Set exercise:
Please give the listing again in its entirety, exactly as written.

Available records:
= = = = = = =
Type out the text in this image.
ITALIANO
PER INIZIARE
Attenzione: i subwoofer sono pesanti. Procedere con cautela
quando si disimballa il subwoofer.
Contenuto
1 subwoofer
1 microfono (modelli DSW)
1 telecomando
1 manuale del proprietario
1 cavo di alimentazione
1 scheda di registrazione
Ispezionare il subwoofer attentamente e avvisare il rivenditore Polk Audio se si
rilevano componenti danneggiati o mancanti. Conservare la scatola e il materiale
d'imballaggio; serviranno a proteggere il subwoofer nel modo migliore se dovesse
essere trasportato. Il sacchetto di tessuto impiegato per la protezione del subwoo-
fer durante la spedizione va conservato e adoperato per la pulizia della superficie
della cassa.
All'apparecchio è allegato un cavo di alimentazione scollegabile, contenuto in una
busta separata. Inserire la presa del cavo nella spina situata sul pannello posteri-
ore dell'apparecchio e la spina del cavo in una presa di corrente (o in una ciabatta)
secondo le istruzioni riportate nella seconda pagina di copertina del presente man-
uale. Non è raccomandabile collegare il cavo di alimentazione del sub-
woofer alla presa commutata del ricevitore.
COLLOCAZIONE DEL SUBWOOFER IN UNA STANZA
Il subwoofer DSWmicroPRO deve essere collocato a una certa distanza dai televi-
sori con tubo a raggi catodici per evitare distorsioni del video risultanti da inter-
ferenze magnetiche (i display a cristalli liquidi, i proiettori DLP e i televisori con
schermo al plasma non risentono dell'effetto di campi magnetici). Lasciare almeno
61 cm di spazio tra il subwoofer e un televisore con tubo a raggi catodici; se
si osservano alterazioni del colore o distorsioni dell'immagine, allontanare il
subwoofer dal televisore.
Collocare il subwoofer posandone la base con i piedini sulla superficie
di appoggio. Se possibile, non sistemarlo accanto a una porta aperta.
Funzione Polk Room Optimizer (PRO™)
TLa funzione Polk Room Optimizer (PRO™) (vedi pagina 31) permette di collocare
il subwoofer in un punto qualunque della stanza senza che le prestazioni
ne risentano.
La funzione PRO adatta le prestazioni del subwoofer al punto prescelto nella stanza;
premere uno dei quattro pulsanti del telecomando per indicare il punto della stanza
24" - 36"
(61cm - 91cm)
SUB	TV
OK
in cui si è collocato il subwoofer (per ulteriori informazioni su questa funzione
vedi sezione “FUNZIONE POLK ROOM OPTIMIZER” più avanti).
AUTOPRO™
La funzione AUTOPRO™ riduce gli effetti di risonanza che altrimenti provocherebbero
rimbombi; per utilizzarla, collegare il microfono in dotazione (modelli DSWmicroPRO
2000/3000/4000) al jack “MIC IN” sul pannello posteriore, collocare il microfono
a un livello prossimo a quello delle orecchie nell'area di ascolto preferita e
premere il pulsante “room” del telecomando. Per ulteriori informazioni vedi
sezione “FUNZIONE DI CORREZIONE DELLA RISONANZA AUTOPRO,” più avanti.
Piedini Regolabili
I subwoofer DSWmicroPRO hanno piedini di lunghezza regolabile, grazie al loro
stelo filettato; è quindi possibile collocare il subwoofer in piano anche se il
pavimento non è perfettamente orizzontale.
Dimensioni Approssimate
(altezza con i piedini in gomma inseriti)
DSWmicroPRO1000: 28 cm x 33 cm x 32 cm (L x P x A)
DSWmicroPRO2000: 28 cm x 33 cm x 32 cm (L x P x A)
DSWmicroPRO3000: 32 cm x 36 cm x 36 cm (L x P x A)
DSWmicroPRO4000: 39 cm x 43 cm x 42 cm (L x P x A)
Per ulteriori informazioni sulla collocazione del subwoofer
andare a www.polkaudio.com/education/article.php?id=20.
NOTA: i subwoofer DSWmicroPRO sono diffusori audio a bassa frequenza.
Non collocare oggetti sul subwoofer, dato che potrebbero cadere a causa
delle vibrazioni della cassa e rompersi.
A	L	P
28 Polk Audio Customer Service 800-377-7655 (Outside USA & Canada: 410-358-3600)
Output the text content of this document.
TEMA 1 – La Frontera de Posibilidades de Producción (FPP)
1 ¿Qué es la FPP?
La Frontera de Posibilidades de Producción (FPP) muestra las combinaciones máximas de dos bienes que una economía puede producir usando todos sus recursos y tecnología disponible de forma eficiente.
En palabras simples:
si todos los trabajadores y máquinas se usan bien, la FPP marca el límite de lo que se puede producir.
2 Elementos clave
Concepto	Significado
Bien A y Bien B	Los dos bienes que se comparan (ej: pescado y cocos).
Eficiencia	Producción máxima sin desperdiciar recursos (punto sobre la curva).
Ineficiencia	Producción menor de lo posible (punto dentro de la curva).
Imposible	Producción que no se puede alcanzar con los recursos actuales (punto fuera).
= = = = = = =
Output below:
Type out the text in this image.
ITALIANO
PER INIZIARE
Attenzione: i subwoofer sono pesanti. Procedere con cautela
quando si disimballa il subwoofer.
Contenuto
1 subwoofer
1 microfono (modelli DSW)
1 telecomando
1 manuale del proprietario
1 cavo di alimentazione
1 scheda di registrazione
Ispezionare il subwoofer attentamente e avvisare il rivenditore Polk Audio se si
rilevano componenti danneggiati o mancanti. Conservare la scatola e il materiale
d'imballaggio; serviranno a proteggere il subwoofer nel modo migliore se dovesse
essere trasportato. Il sacchetto di tessuto impiegato per la protezione del subwoo-
fer durante la spedizione va conservato e adoperato per la pulizia della superficie
della cassa.
All'apparecchio è allegato un cavo di alimentazione scollegabile, contenuto in una
busta separata. Inserire la presa del cavo nella spina situata sul pannello posteri-
ore dell'apparecchio e la spina del cavo in una presa di corrente (o in una ciabatta)
secondo le istruzioni riportate nella seconda pagina di copertina del presente man-
uale. Non è raccomandabile collegare il cavo di alimentazione del sub-
woofer alla presa commutata del ricevitore.
COLLOCAZIONE DEL SUBWOOFER IN UNA STANZA
Il subwoofer DSWmicroPRO deve essere collocato a una certa distanza dai televi-
sori con tubo a raggi catodici per evitare distorsioni del video risultanti da inter-
ferenze magnetiche (i display a cristalli liquidi, i proiettori DLP e i televisori con
schermo al plasma non risentono dell'effetto di campi magnetici). Lasciare almeno
61 cm di spazio tra il subwoofer e un televisore con tubo a raggi catodici; se
si osservano alterazioni del colore o distorsioni dell'immagine, allontanare il
subwoofer dal televisore.
Collocare il subwoofer posandone la base con i piedini sulla superficie
di appoggio. Se possibile, non sistemarlo accanto a una porta aperta.
Funzione Polk Room Optimizer (PRO™)
TLa funzione Polk Room Optimizer (PRO™) (vedi pagina 31) permette di collocare
il subwoofer in un punto qualunque della stanza senza che le prestazioni
ne risentano.
La funzione PRO adatta le prestazioni del subwoofer al punto prescelto nella stanza;
premere uno dei quattro pulsanti del telecomando per indicare il punto della stanza
24" - 36"
(61cm - 91cm)
SUB	TV
OK
in cui si è collocato il subwoofer (per ulteriori informazioni su questa funzione
vedi sezione “FUNZIONE POLK ROOM OPTIMIZER” più avanti).
AUTOPRO™
La funzione AUTOPRO™ riduce gli effetti di risonanza che altrimenti provocherebbero
rimbombi; per utilizzarla, collegare il microfono in dotazione (modelli DSWmicroPRO
2000/3000/4000) al jack “MIC IN” sul pannello posteriore, collocare il microfono
a un livello prossimo a quello delle orecchie nell'area di ascolto preferita e
premere il pulsante “room” del telecomando. Per ulteriori informazioni vedi
sezione “FUNZIONE DI CORREZIONE DELLA RISONANZA AUTOPRO,” più avanti.
Piedini Regolabili
I subwoofer DSWmicroPRO hanno piedini di lunghezza regolabile, grazie al loro
stelo filettato; è quindi possibile collocare il subwoofer in piano anche se il
pavimento non è perfettamente orizzontale.
Dimensioni Approssimate
(altezza con i piedini in gomma inseriti)
DSWmicroPRO1000: 28 cm x 33 cm x 32 cm (L x P x A)
DSWmicroPRO2000: 28 cm x 33 cm x 32 cm (L x P x A)
DSWmicroPRO3000: 32 cm x 36 cm x 36 cm (L x P x A)
DSWmicroPRO4000: 39 cm x 43 cm x 42 cm (L x P x A)
Per ulteriori informazioni sulla collocazione del subwoofer
andare a www.polkaudio.com/education/article.php?id=20.
NOTA: i subwoofer DSWmicroPRO sono diffusori audio a bassa frequenza.
Non collocare oggetti sul subwoofer, dato che potrebbero cadere a causa
delle vibrazioni della cassa e rompersi.
A	L	P
28 Polk Audio Customer Service 800-377-7655 (Outside USA & Canada: 410-358-3600)
Output the text content of this document.
TEMA 1 – La Frontera de Posibilidades de Producción (FPP)
1 ¿Qué es la FPP?
La Frontera de Posibilidades de Producción (FPP) muestra las combinaciones máximas de dos bienes que una economía puede producir usando todos sus recursos y tecnología disponible de forma eficiente.
En palabras simples:
si todos los trabajadores y máquinas se usan bien, la FPP marca el límite de lo que se puede producir.
2 Elementos clave
Concepto	Significado
Bien A y Bien B	Los dos bienes que se comparan (ej: pescado y cocos).
Eficiencia	Producción máxima sin desperdiciar recursos (punto sobre la curva).
Ineficiencia	Producción menor de lo posible (punto dentro de la curva).
Imposible	Producción que no se puede alcanzar con los recursos actuales (punto fuera).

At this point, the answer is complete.